SHORT EXERCISE: Go through the listing beneath this task and return every line that carries the string "семейных".

INPUT MATERIAL:
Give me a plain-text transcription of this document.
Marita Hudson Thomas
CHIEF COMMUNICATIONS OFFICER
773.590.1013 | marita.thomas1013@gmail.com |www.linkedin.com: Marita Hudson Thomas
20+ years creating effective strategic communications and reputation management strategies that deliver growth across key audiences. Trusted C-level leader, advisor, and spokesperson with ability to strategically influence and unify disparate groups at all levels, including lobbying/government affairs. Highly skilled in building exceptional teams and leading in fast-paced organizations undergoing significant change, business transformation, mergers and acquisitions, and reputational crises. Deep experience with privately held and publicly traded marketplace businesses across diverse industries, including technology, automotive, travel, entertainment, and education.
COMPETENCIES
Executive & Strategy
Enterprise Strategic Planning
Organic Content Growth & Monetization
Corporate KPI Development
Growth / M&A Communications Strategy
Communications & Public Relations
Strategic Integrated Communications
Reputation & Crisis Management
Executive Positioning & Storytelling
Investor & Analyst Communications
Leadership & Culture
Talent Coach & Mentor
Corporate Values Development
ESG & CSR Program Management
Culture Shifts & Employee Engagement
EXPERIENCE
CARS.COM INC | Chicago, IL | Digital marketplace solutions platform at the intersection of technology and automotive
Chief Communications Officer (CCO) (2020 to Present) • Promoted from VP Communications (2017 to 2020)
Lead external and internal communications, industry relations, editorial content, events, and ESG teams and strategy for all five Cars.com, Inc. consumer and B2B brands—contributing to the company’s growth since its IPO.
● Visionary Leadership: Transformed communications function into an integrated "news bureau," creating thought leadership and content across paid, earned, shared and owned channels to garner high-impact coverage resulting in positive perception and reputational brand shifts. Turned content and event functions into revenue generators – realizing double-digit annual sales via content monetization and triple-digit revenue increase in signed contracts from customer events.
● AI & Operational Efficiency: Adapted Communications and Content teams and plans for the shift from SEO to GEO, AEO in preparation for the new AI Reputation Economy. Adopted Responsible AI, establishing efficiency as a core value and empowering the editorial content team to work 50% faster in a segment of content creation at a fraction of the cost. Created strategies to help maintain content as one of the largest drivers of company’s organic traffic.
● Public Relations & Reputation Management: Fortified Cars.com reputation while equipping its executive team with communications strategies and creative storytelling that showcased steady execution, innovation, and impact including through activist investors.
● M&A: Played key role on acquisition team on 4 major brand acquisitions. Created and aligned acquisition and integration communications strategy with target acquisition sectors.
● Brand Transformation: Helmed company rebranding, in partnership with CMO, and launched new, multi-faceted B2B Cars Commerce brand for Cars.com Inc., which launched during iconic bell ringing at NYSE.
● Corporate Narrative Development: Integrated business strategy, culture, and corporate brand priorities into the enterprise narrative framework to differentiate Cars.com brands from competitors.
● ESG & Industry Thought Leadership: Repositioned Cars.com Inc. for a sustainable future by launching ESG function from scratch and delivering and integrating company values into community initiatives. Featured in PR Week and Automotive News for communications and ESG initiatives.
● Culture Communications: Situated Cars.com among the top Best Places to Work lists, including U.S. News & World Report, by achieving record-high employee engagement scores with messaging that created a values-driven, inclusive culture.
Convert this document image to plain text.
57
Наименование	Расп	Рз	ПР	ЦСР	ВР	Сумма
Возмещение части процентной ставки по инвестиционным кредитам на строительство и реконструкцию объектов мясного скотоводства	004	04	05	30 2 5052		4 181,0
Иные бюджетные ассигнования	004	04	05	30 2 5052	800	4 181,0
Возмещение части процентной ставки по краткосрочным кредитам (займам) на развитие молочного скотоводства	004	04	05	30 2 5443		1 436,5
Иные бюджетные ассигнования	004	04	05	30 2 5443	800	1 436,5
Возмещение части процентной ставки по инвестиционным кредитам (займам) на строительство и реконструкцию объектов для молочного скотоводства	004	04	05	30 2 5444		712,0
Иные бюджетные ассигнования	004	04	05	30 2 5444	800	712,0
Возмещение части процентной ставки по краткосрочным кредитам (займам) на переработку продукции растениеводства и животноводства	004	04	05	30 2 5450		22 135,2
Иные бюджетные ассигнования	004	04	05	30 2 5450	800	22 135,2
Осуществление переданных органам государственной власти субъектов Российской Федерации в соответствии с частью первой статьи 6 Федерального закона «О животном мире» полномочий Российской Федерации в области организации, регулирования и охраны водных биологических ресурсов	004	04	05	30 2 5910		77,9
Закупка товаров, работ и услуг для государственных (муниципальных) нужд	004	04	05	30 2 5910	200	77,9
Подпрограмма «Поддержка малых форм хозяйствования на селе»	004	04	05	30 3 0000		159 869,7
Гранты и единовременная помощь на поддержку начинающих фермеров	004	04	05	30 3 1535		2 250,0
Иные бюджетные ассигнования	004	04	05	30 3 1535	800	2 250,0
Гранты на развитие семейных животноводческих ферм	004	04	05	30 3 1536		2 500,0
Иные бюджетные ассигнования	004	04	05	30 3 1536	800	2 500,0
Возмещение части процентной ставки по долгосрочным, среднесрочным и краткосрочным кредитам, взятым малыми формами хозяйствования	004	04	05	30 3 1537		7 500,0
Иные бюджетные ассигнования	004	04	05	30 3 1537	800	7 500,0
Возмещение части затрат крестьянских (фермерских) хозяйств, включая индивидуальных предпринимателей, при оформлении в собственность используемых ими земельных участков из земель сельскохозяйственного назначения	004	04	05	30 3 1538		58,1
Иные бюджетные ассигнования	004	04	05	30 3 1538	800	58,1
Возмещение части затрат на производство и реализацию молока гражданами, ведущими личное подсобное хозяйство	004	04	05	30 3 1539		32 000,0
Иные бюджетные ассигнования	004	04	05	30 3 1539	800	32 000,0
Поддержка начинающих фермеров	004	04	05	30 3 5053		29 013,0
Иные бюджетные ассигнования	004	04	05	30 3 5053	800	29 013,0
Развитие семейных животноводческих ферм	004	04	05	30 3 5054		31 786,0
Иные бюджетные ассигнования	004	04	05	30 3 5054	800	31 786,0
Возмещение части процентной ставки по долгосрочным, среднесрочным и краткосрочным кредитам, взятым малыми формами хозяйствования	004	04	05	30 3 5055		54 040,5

ANSWER IN FULL:
Гранты на развитие семейных животноводческих ферм	004	04	05	30 3 1536		2 500,0
Развитие семейных животноводческих ферм	004	04	05	30 3 5054		31 786,0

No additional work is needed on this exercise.